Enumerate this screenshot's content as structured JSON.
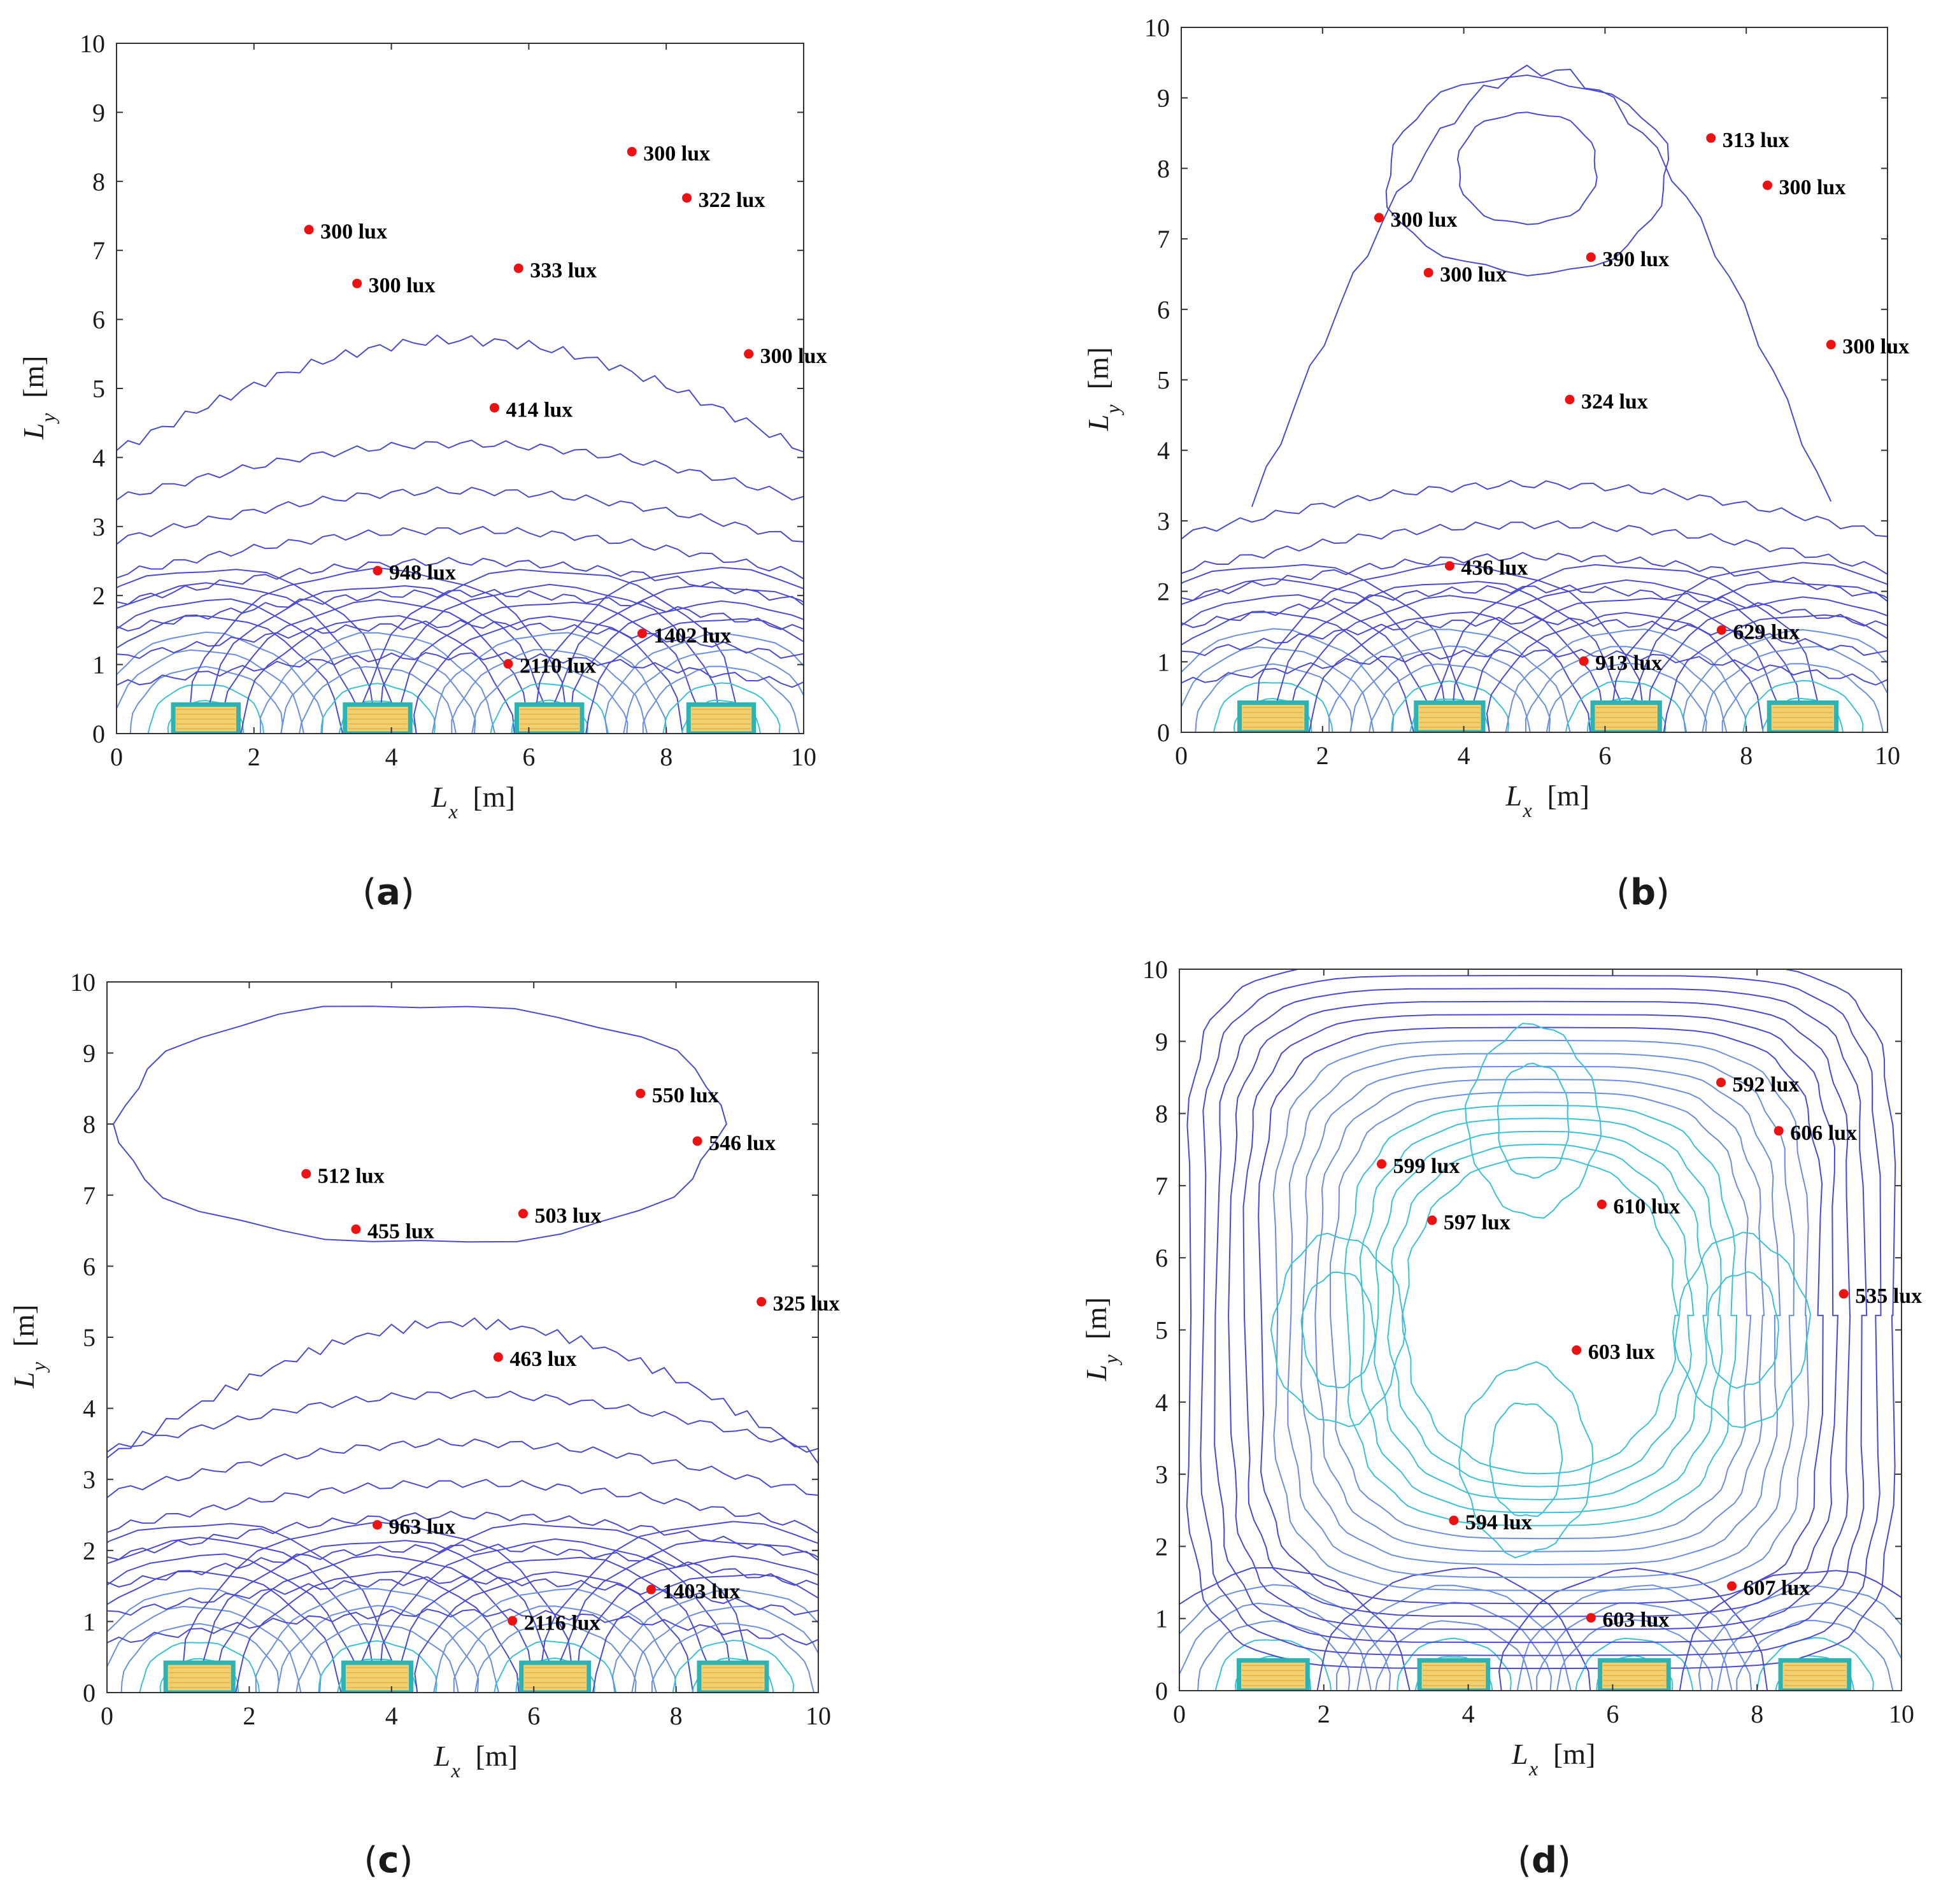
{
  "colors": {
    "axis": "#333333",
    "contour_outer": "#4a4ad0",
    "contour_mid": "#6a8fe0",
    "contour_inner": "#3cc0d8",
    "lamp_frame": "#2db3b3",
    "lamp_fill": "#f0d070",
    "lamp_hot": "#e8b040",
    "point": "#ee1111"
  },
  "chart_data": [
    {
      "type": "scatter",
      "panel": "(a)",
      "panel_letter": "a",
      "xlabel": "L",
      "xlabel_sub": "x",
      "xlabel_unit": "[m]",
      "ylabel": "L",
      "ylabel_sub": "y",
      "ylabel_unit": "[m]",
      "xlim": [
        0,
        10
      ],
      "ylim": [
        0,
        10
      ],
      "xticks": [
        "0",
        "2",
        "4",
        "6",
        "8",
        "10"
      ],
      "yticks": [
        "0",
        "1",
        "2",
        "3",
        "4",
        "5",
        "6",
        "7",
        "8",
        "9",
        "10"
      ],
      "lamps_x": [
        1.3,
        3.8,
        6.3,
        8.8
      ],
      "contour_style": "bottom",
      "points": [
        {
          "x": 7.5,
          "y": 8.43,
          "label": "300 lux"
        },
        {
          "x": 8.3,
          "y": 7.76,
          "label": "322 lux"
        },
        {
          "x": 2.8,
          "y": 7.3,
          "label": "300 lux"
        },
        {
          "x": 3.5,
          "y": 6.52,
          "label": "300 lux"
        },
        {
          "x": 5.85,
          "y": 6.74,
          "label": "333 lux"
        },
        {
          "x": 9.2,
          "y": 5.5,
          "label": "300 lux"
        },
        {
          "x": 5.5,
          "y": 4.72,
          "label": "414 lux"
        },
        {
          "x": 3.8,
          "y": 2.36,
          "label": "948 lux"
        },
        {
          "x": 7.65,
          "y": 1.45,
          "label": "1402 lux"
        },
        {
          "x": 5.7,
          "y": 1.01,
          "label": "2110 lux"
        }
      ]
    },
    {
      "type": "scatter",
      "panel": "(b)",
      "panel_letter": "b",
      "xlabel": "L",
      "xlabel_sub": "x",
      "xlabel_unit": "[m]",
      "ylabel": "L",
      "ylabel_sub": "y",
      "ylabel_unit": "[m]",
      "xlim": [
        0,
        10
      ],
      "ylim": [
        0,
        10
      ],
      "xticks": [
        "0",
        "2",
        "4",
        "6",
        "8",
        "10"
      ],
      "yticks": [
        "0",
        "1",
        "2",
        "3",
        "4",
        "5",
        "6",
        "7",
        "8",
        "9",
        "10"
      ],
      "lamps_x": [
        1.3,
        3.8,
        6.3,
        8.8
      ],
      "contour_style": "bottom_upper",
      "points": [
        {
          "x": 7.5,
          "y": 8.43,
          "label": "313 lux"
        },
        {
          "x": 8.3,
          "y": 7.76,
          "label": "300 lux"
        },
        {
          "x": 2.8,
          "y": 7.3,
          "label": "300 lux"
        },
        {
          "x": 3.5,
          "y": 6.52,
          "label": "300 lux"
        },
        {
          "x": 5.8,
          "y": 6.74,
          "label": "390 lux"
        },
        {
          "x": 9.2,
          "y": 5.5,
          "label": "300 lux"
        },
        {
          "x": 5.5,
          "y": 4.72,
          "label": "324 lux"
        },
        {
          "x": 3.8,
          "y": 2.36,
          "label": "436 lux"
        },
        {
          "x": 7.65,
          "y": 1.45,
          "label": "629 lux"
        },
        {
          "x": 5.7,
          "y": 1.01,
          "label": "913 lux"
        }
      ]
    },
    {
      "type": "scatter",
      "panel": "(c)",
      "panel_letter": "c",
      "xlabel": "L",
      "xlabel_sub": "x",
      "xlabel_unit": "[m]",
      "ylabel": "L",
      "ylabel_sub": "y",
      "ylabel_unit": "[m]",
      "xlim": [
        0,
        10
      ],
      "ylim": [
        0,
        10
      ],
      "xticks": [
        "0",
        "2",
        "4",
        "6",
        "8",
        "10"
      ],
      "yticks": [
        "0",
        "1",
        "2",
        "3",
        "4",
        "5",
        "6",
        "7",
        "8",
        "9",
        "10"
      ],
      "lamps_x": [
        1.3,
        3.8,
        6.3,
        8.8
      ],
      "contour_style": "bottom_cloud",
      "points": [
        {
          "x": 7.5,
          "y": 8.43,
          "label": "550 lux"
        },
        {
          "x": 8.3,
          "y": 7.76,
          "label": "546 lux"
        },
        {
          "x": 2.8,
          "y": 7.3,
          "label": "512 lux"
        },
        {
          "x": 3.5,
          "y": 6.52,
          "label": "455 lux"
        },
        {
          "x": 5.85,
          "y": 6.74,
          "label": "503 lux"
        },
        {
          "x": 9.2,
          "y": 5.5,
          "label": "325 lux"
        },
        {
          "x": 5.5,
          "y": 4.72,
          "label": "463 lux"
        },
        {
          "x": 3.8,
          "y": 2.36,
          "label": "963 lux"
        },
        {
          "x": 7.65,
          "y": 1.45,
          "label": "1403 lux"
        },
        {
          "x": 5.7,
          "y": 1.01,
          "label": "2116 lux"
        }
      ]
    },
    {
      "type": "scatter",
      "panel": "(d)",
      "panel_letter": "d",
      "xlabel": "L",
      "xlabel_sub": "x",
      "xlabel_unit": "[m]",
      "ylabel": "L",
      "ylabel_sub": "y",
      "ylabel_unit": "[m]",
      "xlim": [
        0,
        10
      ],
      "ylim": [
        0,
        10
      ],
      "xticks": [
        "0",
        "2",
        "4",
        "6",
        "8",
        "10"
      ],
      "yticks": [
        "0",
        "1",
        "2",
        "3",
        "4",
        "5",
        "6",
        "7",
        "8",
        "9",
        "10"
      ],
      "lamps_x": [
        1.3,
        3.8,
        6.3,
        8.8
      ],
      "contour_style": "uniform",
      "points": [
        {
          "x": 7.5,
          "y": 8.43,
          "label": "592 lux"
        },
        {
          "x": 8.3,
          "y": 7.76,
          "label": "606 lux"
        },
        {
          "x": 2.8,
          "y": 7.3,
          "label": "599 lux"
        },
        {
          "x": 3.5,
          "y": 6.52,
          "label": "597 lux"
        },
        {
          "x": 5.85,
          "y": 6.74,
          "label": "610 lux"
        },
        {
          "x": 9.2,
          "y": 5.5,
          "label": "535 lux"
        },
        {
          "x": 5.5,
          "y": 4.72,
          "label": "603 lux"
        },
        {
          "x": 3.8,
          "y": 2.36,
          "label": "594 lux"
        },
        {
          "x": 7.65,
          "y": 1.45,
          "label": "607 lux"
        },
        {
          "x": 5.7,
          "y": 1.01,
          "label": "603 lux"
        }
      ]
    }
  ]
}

******

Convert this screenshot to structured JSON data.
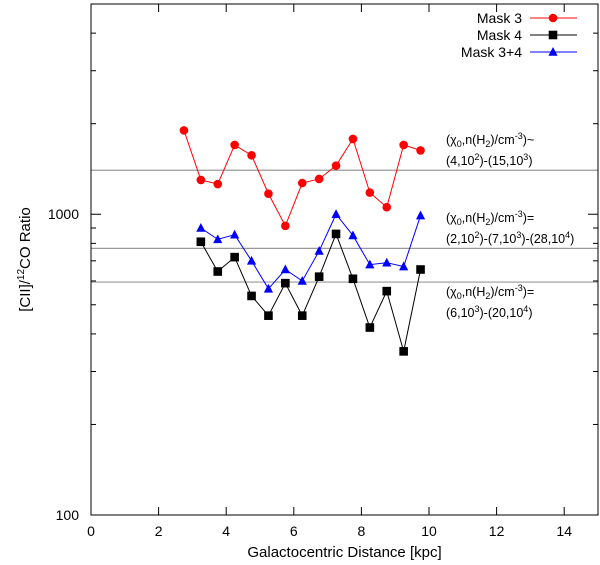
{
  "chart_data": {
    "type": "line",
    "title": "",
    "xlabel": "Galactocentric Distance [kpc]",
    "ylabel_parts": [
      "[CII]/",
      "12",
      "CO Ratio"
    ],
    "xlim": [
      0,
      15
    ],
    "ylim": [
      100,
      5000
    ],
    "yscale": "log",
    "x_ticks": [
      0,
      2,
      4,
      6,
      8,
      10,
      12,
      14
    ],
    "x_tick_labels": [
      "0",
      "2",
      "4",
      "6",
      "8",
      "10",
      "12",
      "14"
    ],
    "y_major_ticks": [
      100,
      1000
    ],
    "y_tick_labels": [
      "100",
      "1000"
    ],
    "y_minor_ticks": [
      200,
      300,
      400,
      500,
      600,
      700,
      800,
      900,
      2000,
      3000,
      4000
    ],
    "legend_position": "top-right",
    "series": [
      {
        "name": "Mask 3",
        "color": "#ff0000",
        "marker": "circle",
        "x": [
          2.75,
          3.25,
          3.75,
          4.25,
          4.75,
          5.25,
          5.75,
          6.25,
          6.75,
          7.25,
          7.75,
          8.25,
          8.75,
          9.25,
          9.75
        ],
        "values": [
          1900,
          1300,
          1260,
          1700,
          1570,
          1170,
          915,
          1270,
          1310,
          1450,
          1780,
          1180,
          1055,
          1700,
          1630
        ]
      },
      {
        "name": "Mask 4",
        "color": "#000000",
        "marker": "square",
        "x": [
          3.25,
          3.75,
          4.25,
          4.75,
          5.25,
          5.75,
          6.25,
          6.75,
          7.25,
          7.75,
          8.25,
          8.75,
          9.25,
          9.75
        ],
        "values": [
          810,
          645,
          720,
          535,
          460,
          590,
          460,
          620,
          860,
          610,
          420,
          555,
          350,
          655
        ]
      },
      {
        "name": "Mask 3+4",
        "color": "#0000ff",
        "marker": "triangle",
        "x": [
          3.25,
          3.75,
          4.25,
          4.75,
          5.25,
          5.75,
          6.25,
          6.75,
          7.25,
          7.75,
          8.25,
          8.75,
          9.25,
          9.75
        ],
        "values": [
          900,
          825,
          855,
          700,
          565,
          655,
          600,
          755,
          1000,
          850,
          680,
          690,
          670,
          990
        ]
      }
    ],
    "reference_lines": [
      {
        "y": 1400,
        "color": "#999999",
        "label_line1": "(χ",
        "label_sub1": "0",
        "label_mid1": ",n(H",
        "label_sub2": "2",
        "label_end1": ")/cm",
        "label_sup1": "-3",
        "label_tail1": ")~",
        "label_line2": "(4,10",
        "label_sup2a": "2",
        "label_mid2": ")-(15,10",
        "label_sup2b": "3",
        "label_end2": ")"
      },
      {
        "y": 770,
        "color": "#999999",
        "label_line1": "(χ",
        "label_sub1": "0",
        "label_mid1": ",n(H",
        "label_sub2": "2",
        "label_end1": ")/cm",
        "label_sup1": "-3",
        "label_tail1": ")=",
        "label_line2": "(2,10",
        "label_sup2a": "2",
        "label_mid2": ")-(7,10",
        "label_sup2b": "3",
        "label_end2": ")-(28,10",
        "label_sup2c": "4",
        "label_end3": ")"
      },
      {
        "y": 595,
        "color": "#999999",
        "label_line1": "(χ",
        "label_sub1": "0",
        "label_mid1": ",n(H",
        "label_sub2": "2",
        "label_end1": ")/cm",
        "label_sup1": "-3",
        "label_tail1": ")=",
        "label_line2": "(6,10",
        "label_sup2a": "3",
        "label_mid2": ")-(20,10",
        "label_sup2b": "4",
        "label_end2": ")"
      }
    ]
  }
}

******

* _TASK PROMPT_:
Where a line in the material above holds "screenshot", copy that line.

* _PROBLEM SOLUTION_:
Enumerate this screenshot's content as structured JSON.
Convert this screenshot to structured JSON data.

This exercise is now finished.